(Structured figure records)
--------------------------------

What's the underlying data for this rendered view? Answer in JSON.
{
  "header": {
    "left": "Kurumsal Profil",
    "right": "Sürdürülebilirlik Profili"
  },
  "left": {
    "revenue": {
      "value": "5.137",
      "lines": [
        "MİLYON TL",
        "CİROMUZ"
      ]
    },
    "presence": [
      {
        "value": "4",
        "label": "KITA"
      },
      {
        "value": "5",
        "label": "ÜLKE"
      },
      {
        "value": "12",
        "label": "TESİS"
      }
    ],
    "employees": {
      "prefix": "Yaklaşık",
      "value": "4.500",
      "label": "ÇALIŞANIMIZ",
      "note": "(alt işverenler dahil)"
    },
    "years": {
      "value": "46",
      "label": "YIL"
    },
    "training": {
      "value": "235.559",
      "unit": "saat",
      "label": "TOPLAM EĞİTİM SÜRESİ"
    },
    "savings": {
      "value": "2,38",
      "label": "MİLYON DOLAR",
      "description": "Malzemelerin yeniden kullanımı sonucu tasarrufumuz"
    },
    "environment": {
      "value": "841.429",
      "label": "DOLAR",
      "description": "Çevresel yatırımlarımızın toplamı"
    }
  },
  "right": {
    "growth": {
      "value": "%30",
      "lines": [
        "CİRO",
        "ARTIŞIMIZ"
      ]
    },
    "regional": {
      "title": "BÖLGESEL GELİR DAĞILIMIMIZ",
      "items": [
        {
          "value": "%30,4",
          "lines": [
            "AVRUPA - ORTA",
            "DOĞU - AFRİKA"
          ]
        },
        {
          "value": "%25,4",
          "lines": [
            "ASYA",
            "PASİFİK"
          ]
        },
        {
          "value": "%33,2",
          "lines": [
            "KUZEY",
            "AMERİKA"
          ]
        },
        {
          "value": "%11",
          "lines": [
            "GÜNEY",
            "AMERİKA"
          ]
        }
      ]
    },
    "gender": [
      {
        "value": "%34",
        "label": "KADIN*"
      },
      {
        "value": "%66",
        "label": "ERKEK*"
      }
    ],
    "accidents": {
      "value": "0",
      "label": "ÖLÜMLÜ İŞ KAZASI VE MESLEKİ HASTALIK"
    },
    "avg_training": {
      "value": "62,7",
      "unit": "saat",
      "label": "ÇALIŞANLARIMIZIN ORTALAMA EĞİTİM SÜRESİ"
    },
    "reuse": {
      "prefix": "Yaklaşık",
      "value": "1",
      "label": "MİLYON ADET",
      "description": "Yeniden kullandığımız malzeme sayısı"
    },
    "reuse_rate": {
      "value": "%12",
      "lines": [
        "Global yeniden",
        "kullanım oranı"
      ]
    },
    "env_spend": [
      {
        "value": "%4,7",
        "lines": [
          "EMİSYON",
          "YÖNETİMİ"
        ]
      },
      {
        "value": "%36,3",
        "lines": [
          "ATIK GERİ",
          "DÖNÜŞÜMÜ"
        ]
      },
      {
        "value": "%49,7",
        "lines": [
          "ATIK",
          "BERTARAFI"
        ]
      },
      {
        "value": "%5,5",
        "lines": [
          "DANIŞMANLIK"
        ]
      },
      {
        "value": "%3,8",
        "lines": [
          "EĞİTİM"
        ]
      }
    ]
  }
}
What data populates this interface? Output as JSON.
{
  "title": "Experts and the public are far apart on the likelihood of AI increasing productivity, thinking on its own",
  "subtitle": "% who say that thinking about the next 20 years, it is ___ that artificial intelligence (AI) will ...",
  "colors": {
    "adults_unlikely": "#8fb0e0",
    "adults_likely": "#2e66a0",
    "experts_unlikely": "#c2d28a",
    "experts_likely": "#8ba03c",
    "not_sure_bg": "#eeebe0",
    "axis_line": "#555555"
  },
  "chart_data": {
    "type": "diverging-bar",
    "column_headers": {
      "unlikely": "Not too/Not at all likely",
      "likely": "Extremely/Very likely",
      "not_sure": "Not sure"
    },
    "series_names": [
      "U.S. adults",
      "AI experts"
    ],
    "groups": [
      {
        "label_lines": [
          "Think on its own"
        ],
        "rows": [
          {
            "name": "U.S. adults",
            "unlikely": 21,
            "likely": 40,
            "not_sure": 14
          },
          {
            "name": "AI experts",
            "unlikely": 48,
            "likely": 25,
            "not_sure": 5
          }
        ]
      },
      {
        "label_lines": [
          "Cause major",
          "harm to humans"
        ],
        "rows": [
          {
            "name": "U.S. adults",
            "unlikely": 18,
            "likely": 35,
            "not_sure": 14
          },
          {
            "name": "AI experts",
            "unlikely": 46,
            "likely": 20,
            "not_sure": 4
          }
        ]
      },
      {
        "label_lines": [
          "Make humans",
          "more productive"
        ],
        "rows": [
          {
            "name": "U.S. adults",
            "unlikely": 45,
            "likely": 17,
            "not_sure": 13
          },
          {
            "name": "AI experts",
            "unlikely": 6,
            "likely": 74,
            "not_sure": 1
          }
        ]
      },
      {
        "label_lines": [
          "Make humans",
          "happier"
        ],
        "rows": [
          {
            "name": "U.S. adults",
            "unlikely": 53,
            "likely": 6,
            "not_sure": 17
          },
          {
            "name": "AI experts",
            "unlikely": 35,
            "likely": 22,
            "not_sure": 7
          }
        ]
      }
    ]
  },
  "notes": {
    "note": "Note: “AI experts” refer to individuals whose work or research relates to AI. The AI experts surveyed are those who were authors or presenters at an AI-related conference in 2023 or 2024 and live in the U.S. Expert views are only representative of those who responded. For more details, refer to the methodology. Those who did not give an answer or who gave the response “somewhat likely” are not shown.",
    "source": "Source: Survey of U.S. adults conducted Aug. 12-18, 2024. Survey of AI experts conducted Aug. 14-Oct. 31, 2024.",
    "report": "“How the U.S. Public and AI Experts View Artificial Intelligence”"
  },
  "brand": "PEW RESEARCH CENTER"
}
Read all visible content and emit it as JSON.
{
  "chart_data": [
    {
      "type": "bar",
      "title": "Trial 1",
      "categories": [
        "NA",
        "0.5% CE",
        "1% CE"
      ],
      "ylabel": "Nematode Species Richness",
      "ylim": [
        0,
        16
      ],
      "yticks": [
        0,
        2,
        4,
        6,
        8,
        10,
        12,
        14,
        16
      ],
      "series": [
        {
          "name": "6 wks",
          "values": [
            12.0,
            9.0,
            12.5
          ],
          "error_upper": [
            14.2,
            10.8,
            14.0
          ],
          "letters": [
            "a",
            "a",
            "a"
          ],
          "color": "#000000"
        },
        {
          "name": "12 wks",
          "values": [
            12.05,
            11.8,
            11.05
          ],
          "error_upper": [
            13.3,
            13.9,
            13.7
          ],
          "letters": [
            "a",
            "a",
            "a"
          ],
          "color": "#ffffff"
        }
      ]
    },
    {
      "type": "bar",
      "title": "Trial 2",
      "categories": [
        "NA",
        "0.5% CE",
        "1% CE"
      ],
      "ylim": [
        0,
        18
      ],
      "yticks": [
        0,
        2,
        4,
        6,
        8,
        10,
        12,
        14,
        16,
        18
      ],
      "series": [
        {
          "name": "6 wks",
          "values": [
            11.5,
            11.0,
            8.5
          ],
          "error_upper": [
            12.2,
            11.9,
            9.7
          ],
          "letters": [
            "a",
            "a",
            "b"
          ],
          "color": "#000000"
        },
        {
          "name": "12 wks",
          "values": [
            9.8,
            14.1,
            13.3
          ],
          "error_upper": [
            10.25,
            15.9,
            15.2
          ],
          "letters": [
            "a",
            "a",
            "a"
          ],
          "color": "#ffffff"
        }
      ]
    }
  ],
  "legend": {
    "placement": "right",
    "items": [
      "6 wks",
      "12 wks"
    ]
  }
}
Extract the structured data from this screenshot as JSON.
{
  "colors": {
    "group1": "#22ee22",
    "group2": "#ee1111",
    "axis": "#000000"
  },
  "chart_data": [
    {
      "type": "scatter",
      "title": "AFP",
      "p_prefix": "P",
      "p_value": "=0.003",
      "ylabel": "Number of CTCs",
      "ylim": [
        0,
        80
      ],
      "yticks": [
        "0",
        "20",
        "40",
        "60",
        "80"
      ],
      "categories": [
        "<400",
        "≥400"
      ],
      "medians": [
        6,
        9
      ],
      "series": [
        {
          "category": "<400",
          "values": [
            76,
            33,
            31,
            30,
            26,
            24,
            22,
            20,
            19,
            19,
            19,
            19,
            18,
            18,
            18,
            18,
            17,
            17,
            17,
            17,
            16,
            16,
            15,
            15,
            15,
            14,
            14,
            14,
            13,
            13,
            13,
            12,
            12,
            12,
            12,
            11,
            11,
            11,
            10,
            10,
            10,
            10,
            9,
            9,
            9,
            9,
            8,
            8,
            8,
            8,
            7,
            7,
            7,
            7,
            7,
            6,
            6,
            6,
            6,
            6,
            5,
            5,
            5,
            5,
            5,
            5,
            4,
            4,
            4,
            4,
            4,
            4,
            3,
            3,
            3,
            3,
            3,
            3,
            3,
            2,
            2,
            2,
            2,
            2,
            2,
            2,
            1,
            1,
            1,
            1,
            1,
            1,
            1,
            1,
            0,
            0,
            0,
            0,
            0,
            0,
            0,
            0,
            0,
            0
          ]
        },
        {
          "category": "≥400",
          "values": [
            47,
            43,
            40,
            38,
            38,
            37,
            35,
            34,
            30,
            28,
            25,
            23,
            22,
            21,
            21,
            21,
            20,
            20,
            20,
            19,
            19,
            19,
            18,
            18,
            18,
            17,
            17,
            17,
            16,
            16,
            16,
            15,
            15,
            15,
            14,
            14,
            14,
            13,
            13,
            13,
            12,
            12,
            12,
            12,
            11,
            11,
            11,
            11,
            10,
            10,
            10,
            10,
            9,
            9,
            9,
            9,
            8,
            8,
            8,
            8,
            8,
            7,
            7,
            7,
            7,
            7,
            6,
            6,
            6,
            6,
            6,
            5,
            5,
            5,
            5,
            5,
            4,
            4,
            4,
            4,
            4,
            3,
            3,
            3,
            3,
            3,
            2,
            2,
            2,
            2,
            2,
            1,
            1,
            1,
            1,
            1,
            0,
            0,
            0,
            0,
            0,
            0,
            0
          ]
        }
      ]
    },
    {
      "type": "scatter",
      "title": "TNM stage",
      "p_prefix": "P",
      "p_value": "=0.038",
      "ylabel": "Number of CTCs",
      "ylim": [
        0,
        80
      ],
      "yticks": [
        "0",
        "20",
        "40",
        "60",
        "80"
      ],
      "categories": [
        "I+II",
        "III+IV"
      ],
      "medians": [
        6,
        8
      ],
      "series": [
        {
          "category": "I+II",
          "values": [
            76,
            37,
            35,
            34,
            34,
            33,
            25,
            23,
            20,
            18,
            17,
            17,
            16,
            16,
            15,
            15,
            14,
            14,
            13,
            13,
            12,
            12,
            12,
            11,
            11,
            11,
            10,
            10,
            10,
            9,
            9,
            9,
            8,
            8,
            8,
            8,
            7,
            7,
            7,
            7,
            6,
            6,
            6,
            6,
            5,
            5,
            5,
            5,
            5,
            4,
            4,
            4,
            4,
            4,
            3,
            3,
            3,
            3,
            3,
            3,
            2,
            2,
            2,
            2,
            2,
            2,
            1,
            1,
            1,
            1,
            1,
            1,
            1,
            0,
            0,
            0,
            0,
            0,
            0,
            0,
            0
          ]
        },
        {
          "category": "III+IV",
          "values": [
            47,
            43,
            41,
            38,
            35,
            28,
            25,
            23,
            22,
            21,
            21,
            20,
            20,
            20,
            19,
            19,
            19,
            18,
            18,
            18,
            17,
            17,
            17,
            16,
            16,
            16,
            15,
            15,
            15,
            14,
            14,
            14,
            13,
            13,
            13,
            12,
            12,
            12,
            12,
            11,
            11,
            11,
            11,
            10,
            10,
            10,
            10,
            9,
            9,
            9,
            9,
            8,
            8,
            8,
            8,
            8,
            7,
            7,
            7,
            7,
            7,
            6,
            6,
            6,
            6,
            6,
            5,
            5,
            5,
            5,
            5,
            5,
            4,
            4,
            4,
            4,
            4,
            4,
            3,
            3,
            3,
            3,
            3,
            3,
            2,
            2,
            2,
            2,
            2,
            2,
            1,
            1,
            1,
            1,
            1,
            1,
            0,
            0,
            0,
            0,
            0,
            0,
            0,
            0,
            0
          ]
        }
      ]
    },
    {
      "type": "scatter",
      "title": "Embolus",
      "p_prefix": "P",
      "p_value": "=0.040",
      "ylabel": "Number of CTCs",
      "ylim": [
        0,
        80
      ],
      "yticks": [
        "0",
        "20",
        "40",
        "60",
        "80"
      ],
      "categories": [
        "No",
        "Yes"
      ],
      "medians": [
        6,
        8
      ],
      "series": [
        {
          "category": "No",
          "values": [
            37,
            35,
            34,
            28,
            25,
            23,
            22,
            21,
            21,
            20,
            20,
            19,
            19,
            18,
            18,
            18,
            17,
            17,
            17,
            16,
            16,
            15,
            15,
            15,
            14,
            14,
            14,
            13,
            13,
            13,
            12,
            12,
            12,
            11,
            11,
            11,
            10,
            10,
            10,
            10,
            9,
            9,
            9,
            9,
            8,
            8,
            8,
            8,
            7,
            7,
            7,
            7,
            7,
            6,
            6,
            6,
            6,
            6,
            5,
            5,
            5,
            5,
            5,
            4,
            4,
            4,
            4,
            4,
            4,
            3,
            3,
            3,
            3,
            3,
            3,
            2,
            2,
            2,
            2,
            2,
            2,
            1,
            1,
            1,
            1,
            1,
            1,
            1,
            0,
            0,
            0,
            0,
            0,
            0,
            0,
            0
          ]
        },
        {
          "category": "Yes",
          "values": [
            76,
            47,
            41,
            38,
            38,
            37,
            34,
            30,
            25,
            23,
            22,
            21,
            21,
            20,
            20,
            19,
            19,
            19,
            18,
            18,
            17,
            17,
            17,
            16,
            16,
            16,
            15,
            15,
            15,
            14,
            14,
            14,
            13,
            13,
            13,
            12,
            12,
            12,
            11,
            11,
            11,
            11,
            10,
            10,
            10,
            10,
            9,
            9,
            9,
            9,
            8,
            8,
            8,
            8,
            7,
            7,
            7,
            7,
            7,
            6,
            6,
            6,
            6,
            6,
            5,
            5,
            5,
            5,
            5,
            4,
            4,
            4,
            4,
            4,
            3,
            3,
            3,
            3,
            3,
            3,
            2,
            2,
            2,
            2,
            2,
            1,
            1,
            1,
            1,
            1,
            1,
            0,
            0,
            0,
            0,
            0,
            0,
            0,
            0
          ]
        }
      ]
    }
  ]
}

--------------------------------

Directions: From the entries above, select each line containing the string "right".

Correct result:
    "right": "Sürdürülebilirlik Profili"
  "right": {
    "placement": "right",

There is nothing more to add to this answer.